**TASK DESCRIPTION**
Only a number is required: how many lines of the material contain the word "this"?

**DATA ROWS**
◇ ◇ ◇ ◇ ◇ ◇ ◇
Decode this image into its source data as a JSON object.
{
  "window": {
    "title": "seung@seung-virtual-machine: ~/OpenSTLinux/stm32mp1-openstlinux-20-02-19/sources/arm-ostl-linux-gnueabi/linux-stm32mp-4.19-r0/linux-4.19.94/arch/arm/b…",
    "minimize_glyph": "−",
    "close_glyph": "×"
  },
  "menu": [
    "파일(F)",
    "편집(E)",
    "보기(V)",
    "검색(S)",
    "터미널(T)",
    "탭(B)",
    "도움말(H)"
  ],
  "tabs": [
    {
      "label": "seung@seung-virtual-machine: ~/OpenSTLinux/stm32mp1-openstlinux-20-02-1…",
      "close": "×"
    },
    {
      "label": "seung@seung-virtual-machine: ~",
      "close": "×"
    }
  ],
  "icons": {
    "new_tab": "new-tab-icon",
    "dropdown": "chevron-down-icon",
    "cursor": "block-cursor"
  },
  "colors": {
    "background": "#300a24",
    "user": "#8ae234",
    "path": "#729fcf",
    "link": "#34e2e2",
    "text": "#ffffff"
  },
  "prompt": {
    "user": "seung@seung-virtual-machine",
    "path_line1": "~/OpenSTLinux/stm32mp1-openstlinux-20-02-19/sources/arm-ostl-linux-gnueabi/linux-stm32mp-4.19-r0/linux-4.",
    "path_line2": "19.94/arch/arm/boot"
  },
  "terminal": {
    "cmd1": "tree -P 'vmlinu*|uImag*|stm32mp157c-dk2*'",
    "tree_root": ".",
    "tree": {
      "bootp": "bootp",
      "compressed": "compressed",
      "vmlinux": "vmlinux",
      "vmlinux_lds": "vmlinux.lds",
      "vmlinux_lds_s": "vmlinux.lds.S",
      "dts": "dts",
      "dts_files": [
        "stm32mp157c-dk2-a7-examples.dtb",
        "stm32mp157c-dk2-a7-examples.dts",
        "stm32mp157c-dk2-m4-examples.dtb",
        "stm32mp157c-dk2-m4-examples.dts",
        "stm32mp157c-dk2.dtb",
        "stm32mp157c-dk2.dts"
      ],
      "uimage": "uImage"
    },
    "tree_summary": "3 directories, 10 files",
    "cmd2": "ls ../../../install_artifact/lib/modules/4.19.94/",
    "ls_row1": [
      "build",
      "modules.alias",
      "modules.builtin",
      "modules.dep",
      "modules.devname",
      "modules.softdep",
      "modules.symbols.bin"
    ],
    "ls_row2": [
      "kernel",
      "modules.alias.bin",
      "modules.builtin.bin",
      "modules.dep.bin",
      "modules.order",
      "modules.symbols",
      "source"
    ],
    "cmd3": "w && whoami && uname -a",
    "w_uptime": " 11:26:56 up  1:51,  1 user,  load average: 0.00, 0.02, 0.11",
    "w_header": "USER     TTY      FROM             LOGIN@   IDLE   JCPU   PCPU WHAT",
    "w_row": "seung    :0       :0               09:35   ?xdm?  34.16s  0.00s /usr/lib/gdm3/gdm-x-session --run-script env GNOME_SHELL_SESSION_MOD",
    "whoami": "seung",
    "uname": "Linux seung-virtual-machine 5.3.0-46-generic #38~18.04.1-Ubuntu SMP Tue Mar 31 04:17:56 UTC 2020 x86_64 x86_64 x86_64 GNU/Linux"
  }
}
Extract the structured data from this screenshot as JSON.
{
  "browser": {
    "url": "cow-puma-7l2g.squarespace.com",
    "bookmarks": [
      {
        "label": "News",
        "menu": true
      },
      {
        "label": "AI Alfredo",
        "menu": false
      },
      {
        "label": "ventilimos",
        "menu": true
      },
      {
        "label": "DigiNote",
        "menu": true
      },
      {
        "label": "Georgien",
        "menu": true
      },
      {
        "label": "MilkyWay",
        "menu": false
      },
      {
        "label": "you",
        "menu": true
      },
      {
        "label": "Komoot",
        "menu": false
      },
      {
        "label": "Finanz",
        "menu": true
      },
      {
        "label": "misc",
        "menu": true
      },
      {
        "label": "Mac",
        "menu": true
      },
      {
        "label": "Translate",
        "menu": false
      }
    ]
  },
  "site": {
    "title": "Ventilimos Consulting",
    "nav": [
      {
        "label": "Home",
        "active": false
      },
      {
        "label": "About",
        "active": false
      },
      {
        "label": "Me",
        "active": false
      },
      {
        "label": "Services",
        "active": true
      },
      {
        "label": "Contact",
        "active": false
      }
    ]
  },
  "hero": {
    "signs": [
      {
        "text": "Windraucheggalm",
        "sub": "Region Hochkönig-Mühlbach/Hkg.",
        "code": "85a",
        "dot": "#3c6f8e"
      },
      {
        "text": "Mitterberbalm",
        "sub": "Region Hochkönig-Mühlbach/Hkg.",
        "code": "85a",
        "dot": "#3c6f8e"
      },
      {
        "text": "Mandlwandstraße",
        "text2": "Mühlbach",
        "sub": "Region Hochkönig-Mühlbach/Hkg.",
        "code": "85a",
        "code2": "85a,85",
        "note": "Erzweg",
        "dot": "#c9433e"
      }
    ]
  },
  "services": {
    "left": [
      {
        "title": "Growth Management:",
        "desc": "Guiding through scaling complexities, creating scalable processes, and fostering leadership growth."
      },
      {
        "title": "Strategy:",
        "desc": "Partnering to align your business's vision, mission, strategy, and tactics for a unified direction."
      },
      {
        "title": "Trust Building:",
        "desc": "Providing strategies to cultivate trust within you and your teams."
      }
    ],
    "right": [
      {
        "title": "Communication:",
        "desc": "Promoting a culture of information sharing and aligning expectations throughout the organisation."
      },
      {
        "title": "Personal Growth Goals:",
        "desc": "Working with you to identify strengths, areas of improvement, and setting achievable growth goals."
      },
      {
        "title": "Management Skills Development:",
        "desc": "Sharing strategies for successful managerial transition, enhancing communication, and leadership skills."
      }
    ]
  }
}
◇ ◇ ◇ ◇ ◇ ◇ ◇
**RESPONSE**
2